● **Task to complete**:
Reproduce the full listing below unchanged, apart from the pictures.
--- Supplied material ---
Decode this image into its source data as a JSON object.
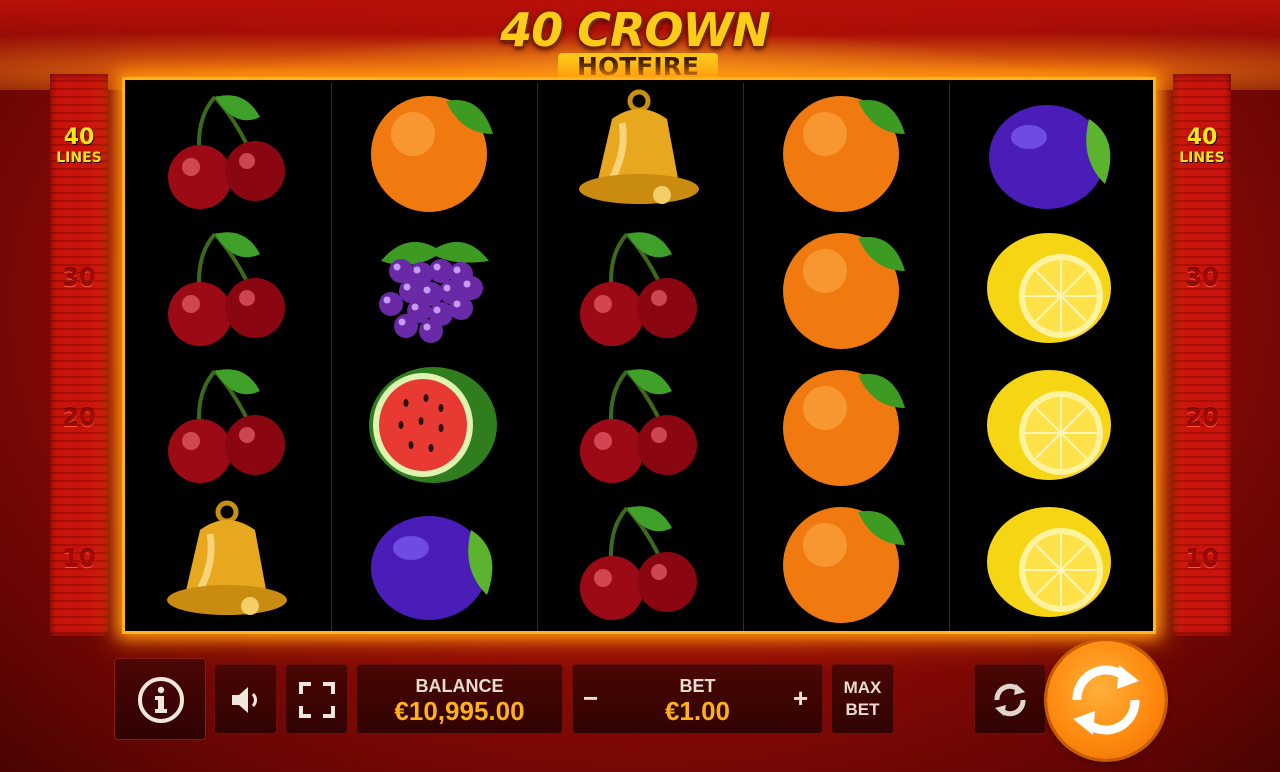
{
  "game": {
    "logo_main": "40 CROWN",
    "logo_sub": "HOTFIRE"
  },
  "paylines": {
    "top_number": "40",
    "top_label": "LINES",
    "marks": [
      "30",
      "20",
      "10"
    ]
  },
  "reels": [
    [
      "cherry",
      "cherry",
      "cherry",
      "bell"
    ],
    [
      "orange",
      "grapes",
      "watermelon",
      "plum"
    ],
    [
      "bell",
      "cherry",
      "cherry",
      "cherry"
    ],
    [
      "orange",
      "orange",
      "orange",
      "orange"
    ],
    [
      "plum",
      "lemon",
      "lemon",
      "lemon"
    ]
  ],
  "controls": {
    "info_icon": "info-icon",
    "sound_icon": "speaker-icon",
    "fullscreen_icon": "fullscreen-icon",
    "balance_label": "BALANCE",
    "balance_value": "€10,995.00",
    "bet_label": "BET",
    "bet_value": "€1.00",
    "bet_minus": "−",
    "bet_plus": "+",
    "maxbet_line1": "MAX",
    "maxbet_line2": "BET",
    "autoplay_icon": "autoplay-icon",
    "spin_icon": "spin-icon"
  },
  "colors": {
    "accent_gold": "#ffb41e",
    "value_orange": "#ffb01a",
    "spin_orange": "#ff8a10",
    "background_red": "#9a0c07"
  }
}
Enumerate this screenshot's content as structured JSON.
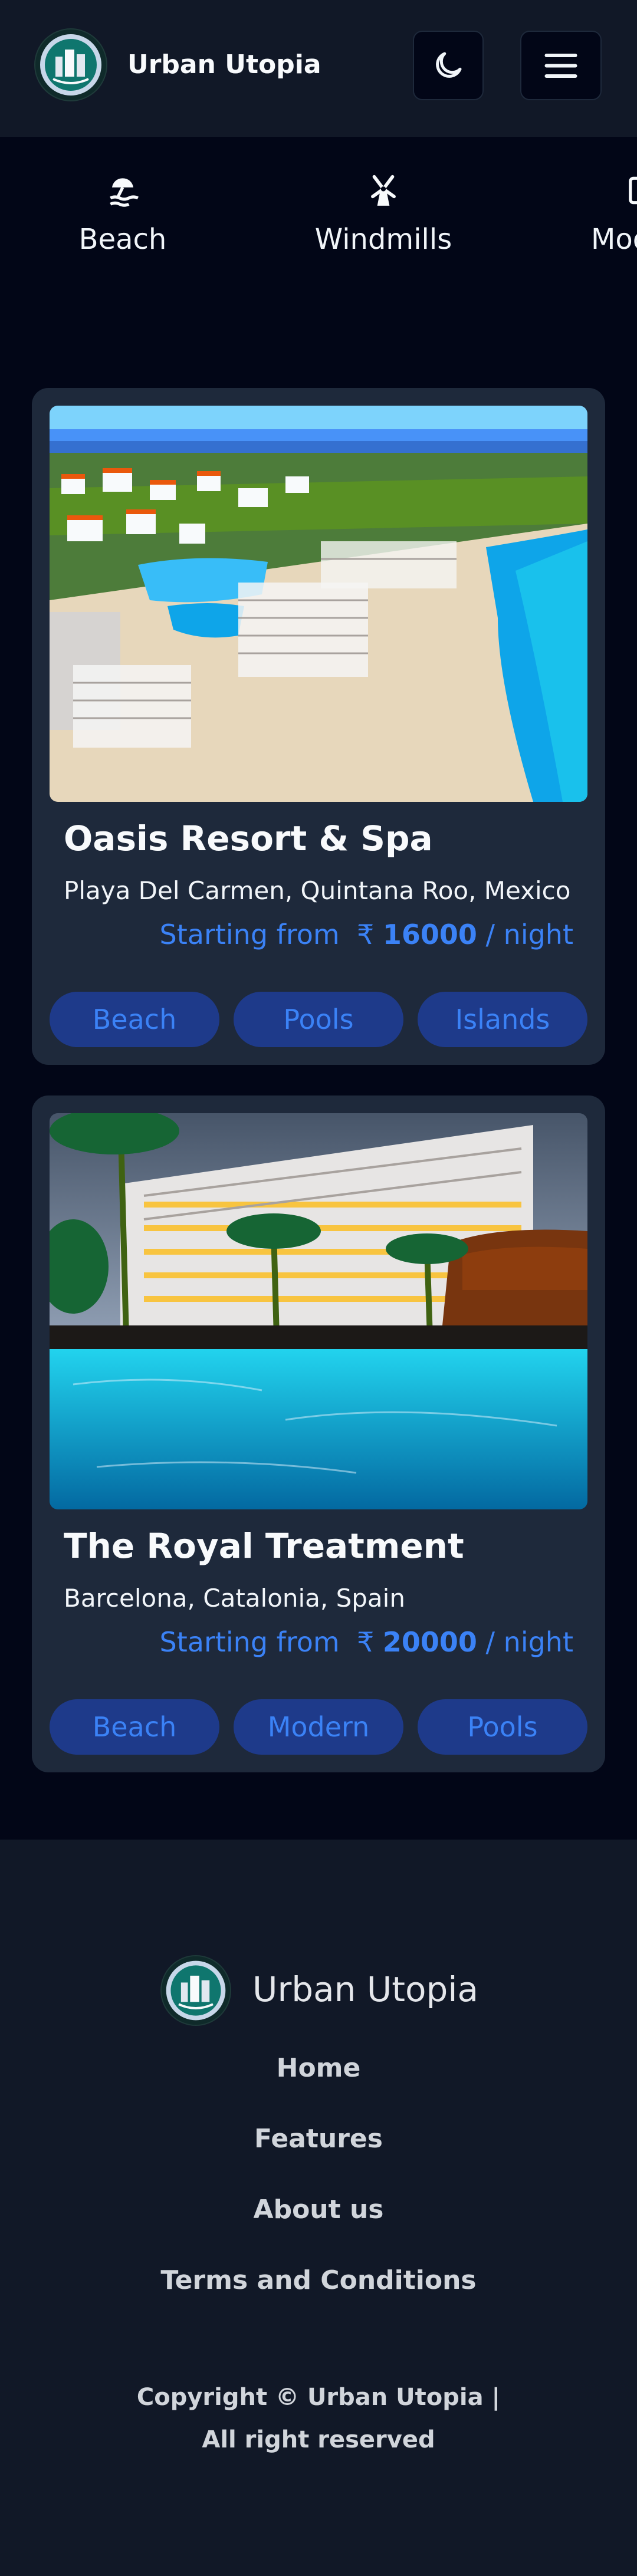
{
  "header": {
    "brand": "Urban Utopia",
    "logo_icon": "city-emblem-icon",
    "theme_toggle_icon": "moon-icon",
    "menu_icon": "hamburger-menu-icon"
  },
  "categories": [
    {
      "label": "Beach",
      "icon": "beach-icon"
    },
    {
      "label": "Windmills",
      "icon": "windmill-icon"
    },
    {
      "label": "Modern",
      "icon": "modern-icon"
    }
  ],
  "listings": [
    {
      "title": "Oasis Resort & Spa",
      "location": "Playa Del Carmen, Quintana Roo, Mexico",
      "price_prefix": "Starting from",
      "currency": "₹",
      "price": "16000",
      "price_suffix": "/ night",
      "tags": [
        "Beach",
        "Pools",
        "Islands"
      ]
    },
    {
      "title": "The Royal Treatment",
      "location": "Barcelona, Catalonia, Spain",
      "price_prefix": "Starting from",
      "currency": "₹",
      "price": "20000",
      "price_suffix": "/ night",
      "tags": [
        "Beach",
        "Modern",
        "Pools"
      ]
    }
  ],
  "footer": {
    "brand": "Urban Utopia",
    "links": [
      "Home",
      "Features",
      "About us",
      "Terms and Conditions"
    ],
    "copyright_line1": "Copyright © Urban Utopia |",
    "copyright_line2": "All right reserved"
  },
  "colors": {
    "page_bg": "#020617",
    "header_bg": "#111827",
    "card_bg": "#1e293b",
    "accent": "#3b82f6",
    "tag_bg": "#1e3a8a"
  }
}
---
● **The output**:
Decode this image into its source data as a JSON object.
{
  "game": {
    "logo_main": "40 CROWN",
    "logo_sub": "HOTFIRE"
  },
  "paylines": {
    "top_number": "40",
    "top_label": "LINES",
    "marks": [
      "30",
      "20",
      "10"
    ]
  },
  "reels": [
    [
      "cherry",
      "cherry",
      "cherry",
      "bell"
    ],
    [
      "orange",
      "grapes",
      "watermelon",
      "plum"
    ],
    [
      "bell",
      "cherry",
      "cherry",
      "cherry"
    ],
    [
      "orange",
      "orange",
      "orange",
      "orange"
    ],
    [
      "plum",
      "lemon",
      "lemon",
      "lemon"
    ]
  ],
  "controls": {
    "info_icon": "info-icon",
    "sound_icon": "speaker-icon",
    "fullscreen_icon": "fullscreen-icon",
    "balance_label": "BALANCE",
    "balance_value": "€10,995.00",
    "bet_label": "BET",
    "bet_value": "€1.00",
    "bet_minus": "−",
    "bet_plus": "+",
    "maxbet_line1": "MAX",
    "maxbet_line2": "BET",
    "autoplay_icon": "autoplay-icon",
    "spin_icon": "spin-icon"
  },
  "colors": {
    "accent_gold": "#ffb41e",
    "value_orange": "#ffb01a",
    "spin_orange": "#ff8a10",
    "background_red": "#9a0c07"
  }
}
Enumerate this screenshot's content as structured JSON.
{
  "header": {
    "brand": "Urban Utopia",
    "logo_icon": "city-emblem-icon",
    "theme_toggle_icon": "moon-icon",
    "menu_icon": "hamburger-menu-icon"
  },
  "categories": [
    {
      "label": "Beach",
      "icon": "beach-icon"
    },
    {
      "label": "Windmills",
      "icon": "windmill-icon"
    },
    {
      "label": "Modern",
      "icon": "modern-icon"
    }
  ],
  "listings": [
    {
      "title": "Oasis Resort & Spa",
      "location": "Playa Del Carmen, Quintana Roo, Mexico",
      "price_prefix": "Starting from",
      "currency": "₹",
      "price": "16000",
      "price_suffix": "/ night",
      "tags": [
        "Beach",
        "Pools",
        "Islands"
      ]
    },
    {
      "title": "The Royal Treatment",
      "location": "Barcelona, Catalonia, Spain",
      "price_prefix": "Starting from",
      "currency": "₹",
      "price": "20000",
      "price_suffix": "/ night",
      "tags": [
        "Beach",
        "Modern",
        "Pools"
      ]
    }
  ],
  "footer": {
    "brand": "Urban Utopia",
    "links": [
      "Home",
      "Features",
      "About us",
      "Terms and Conditions"
    ],
    "copyright_line1": "Copyright © Urban Utopia |",
    "copyright_line2": "All right reserved"
  },
  "colors": {
    "page_bg": "#020617",
    "header_bg": "#111827",
    "card_bg": "#1e293b",
    "accent": "#3b82f6",
    "tag_bg": "#1e3a8a"
  }
}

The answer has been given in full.